*EXERCISE DIRECTIONS:* Pictures do not belong in the copy; quote every entry below exactly.

───

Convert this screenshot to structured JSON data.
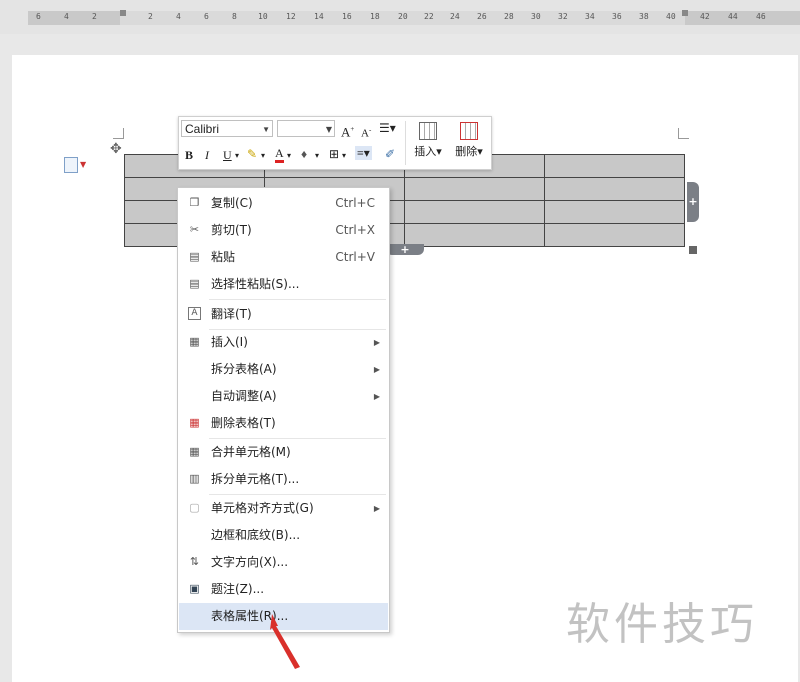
{
  "ruler": {
    "ticks": [
      "6",
      "4",
      "2",
      "2",
      "4",
      "6",
      "8",
      "10",
      "12",
      "14",
      "16",
      "18",
      "20",
      "22",
      "24",
      "26",
      "28",
      "30",
      "32",
      "34",
      "36",
      "38",
      "40",
      "42",
      "44",
      "46"
    ]
  },
  "mini_toolbar": {
    "font_name": "Calibri",
    "font_size": "",
    "grow_font": "A",
    "shrink_font": "A",
    "line_spacing_icon": "line-spacing-icon",
    "bold": "B",
    "italic": "I",
    "underline": "U",
    "font_color": "A",
    "insert_label": "插入",
    "delete_label": "删除"
  },
  "context_menu": {
    "items": [
      {
        "label": "复制(C)",
        "shortcut": "Ctrl+C",
        "icon": "copy-icon"
      },
      {
        "label": "剪切(T)",
        "shortcut": "Ctrl+X",
        "icon": "scissors-icon"
      },
      {
        "label": "粘贴",
        "shortcut": "Ctrl+V",
        "icon": "paste-icon"
      },
      {
        "label": "选择性粘贴(S)...",
        "shortcut": "",
        "icon": "paste-special-icon"
      },
      {
        "label": "翻译(T)",
        "shortcut": "",
        "icon": "translate-icon"
      },
      {
        "label": "插入(I)",
        "shortcut": "",
        "icon": "insert-icon",
        "submenu": true
      },
      {
        "label": "拆分表格(A)",
        "shortcut": "",
        "icon": "",
        "submenu": true
      },
      {
        "label": "自动调整(A)",
        "shortcut": "",
        "icon": "",
        "submenu": true
      },
      {
        "label": "删除表格(T)",
        "shortcut": "",
        "icon": "delete-table-icon"
      },
      {
        "label": "合并单元格(M)",
        "shortcut": "",
        "icon": "merge-cells-icon"
      },
      {
        "label": "拆分单元格(T)...",
        "shortcut": "",
        "icon": "split-cells-icon"
      },
      {
        "label": "单元格对齐方式(G)",
        "shortcut": "",
        "icon": "cell-align-icon",
        "submenu": true
      },
      {
        "label": "边框和底纹(B)...",
        "shortcut": "",
        "icon": ""
      },
      {
        "label": "文字方向(X)...",
        "shortcut": "",
        "icon": "text-direction-icon"
      },
      {
        "label": "题注(Z)...",
        "shortcut": "",
        "icon": "caption-icon"
      },
      {
        "label": "表格属性(R)...",
        "shortcut": "",
        "icon": "",
        "highlighted": true
      }
    ]
  },
  "watermark": "软件技巧",
  "colors": {
    "highlight": "#dce6f5",
    "table_fill": "#c8c8c8",
    "pointer_arrow": "#d9302b"
  }
}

───

*CORRECT OUTPUT:*
Convert this screenshot to structured JSON data.
{
  "ruler": {
    "ticks": [
      "6",
      "4",
      "2",
      "2",
      "4",
      "6",
      "8",
      "10",
      "12",
      "14",
      "16",
      "18",
      "20",
      "22",
      "24",
      "26",
      "28",
      "30",
      "32",
      "34",
      "36",
      "38",
      "40",
      "42",
      "44",
      "46"
    ]
  },
  "mini_toolbar": {
    "font_name": "Calibri",
    "font_size": "",
    "grow_font": "A",
    "shrink_font": "A",
    "line_spacing_icon": "line-spacing-icon",
    "bold": "B",
    "italic": "I",
    "underline": "U",
    "font_color": "A",
    "insert_label": "插入",
    "delete_label": "删除"
  },
  "context_menu": {
    "items": [
      {
        "label": "复制(C)",
        "shortcut": "Ctrl+C",
        "icon": "copy-icon"
      },
      {
        "label": "剪切(T)",
        "shortcut": "Ctrl+X",
        "icon": "scissors-icon"
      },
      {
        "label": "粘贴",
        "shortcut": "Ctrl+V",
        "icon": "paste-icon"
      },
      {
        "label": "选择性粘贴(S)...",
        "shortcut": "",
        "icon": "paste-special-icon"
      },
      {
        "label": "翻译(T)",
        "shortcut": "",
        "icon": "translate-icon"
      },
      {
        "label": "插入(I)",
        "shortcut": "",
        "icon": "insert-icon",
        "submenu": true
      },
      {
        "label": "拆分表格(A)",
        "shortcut": "",
        "icon": "",
        "submenu": true
      },
      {
        "label": "自动调整(A)",
        "shortcut": "",
        "icon": "",
        "submenu": true
      },
      {
        "label": "删除表格(T)",
        "shortcut": "",
        "icon": "delete-table-icon"
      },
      {
        "label": "合并单元格(M)",
        "shortcut": "",
        "icon": "merge-cells-icon"
      },
      {
        "label": "拆分单元格(T)...",
        "shortcut": "",
        "icon": "split-cells-icon"
      },
      {
        "label": "单元格对齐方式(G)",
        "shortcut": "",
        "icon": "cell-align-icon",
        "submenu": true
      },
      {
        "label": "边框和底纹(B)...",
        "shortcut": "",
        "icon": ""
      },
      {
        "label": "文字方向(X)...",
        "shortcut": "",
        "icon": "text-direction-icon"
      },
      {
        "label": "题注(Z)...",
        "shortcut": "",
        "icon": "caption-icon"
      },
      {
        "label": "表格属性(R)...",
        "shortcut": "",
        "icon": "",
        "highlighted": true
      }
    ]
  },
  "watermark": "软件技巧",
  "colors": {
    "highlight": "#dce6f5",
    "table_fill": "#c8c8c8",
    "pointer_arrow": "#d9302b"
  }
}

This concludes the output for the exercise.